-- Start of INFORMATION SUPPLIED --

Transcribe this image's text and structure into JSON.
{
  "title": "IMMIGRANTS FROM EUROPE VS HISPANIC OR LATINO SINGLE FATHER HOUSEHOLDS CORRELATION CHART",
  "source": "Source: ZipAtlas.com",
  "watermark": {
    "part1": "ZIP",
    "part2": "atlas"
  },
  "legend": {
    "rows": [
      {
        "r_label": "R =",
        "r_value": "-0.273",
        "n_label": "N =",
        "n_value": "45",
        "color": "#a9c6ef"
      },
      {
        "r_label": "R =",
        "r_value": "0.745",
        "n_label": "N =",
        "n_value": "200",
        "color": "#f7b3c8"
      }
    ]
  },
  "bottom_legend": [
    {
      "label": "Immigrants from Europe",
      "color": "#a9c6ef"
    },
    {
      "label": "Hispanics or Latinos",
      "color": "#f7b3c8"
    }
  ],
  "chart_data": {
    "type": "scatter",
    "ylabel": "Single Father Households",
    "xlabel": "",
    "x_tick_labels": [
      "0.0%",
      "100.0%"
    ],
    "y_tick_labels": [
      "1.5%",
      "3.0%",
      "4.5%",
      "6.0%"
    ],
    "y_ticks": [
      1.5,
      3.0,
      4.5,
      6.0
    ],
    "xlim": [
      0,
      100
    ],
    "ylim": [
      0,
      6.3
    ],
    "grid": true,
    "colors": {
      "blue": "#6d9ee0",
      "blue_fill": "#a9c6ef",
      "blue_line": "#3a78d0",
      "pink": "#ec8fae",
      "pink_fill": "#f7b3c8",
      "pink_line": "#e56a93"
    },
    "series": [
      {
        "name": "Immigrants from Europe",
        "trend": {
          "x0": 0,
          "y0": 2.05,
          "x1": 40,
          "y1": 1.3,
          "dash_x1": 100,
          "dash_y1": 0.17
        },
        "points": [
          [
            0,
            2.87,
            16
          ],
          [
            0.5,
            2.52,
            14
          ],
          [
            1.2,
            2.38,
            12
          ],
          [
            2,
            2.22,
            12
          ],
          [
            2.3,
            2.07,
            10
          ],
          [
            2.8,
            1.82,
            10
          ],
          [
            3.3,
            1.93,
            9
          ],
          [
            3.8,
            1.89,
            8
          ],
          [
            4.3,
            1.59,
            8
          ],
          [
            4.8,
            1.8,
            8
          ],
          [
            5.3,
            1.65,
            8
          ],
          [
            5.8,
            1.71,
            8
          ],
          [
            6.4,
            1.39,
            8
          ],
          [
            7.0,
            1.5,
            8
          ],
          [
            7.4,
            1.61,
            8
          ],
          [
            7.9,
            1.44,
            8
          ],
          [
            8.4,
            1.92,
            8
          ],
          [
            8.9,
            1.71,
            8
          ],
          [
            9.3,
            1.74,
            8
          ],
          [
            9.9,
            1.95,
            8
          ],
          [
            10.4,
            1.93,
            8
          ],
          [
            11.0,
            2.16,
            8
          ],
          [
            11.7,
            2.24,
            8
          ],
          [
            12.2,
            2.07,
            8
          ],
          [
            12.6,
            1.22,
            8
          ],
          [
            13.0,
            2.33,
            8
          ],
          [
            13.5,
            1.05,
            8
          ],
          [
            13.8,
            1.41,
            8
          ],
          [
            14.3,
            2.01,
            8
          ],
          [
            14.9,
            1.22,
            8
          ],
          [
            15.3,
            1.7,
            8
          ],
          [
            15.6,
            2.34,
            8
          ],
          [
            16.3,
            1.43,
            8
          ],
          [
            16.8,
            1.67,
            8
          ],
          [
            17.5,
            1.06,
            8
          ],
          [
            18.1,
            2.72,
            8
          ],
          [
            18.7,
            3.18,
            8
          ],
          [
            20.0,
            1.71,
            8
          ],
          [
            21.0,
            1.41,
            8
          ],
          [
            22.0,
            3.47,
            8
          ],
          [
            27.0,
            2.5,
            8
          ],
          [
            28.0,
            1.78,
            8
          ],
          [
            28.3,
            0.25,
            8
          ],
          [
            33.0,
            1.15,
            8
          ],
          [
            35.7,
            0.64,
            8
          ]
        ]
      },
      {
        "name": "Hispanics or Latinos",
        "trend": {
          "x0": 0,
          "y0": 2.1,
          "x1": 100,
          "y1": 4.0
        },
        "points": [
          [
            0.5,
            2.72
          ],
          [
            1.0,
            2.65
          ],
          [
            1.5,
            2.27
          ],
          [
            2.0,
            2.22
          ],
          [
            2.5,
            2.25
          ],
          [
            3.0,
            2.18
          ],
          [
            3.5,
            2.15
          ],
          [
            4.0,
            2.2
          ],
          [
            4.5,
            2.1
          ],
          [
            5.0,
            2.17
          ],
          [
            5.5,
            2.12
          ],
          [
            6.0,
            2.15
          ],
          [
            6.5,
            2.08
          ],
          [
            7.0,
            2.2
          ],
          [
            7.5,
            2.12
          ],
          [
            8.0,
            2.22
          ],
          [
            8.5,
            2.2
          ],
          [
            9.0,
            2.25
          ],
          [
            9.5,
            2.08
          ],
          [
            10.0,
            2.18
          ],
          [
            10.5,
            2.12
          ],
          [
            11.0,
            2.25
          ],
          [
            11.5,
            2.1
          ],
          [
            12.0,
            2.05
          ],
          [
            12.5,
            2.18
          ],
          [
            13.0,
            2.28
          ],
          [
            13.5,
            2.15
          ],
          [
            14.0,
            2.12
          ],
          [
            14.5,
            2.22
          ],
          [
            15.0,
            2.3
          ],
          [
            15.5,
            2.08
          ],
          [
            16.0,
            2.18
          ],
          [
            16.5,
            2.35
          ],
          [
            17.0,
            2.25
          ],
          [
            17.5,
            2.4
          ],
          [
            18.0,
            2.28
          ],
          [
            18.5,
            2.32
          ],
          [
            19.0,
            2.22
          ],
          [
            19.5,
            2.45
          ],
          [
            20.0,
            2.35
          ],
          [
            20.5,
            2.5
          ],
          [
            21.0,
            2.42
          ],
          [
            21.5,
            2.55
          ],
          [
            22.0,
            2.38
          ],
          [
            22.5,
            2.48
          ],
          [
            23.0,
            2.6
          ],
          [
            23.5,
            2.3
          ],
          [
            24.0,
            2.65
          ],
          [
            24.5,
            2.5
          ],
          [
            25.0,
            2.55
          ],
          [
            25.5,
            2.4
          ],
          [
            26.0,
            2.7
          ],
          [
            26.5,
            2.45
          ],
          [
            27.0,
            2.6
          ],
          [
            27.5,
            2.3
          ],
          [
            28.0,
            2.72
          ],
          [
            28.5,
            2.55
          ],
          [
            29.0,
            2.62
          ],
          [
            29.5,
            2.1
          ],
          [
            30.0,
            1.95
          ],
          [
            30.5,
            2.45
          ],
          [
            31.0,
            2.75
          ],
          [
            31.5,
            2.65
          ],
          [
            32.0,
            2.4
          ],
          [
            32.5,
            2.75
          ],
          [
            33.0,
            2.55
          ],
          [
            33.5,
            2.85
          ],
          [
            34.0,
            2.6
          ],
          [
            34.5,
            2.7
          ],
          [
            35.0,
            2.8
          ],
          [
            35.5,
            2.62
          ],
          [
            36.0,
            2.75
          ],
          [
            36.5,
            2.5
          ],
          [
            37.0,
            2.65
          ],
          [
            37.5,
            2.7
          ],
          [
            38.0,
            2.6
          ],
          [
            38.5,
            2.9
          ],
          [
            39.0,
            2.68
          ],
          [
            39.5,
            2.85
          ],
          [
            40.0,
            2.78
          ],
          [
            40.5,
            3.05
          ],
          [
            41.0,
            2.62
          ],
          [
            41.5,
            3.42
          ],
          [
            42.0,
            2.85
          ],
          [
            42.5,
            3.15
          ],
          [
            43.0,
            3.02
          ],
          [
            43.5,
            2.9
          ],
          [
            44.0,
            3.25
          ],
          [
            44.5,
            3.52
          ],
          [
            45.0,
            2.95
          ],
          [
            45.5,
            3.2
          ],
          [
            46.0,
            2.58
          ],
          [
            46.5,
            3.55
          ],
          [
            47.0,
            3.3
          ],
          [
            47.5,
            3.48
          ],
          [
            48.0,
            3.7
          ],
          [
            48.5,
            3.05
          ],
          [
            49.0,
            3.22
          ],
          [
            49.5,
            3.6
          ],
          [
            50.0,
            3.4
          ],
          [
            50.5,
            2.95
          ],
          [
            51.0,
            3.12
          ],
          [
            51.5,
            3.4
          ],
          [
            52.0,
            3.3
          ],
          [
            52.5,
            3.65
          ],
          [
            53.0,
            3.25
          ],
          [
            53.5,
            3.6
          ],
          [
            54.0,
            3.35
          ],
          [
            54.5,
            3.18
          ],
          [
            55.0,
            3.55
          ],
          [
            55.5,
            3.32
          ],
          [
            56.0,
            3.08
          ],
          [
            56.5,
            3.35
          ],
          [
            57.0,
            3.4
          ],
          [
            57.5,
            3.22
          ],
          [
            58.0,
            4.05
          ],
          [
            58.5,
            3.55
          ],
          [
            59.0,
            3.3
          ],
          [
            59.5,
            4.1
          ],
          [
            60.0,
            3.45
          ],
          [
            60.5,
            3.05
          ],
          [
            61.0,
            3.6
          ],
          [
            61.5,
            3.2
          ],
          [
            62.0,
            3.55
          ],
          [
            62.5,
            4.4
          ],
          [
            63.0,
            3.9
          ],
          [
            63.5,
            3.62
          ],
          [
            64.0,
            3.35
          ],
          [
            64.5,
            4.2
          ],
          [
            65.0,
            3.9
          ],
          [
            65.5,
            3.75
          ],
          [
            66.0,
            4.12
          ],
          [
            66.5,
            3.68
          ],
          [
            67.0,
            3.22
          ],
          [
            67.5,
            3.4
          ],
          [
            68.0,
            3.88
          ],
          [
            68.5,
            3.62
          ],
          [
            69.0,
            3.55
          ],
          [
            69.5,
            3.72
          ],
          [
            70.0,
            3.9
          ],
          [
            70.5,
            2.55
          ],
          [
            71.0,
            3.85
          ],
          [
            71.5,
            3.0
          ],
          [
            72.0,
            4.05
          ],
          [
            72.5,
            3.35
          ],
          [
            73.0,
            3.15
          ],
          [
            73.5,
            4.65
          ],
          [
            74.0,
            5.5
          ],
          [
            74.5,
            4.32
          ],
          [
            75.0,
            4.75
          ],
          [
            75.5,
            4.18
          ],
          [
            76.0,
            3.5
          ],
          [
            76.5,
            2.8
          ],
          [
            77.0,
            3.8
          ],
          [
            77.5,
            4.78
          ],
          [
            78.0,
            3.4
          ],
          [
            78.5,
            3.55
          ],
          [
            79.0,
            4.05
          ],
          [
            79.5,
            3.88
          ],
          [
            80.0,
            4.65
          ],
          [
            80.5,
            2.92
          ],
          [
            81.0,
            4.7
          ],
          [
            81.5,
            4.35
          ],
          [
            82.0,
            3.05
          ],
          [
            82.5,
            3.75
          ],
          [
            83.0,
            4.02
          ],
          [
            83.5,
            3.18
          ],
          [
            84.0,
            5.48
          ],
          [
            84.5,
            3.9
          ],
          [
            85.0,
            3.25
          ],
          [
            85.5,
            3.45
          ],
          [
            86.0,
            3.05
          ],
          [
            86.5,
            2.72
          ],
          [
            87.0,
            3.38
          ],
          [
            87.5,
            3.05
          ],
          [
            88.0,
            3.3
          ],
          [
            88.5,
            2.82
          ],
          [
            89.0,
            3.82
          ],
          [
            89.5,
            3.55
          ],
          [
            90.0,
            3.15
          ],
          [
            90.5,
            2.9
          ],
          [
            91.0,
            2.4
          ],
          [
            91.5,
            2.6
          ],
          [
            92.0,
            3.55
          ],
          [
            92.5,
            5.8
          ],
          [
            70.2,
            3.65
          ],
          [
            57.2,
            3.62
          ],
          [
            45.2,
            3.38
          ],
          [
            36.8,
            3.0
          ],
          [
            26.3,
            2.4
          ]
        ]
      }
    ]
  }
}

-- End of INFORMATION SUPPLIED --

WORK INSTRUCTIONS
Filter the listing above by the word "Hispanics"; copy each line that passes.

CORRECT RESPONSE
      "label": "Hispanics or Latinos",
        "name": "Hispanics or Latinos",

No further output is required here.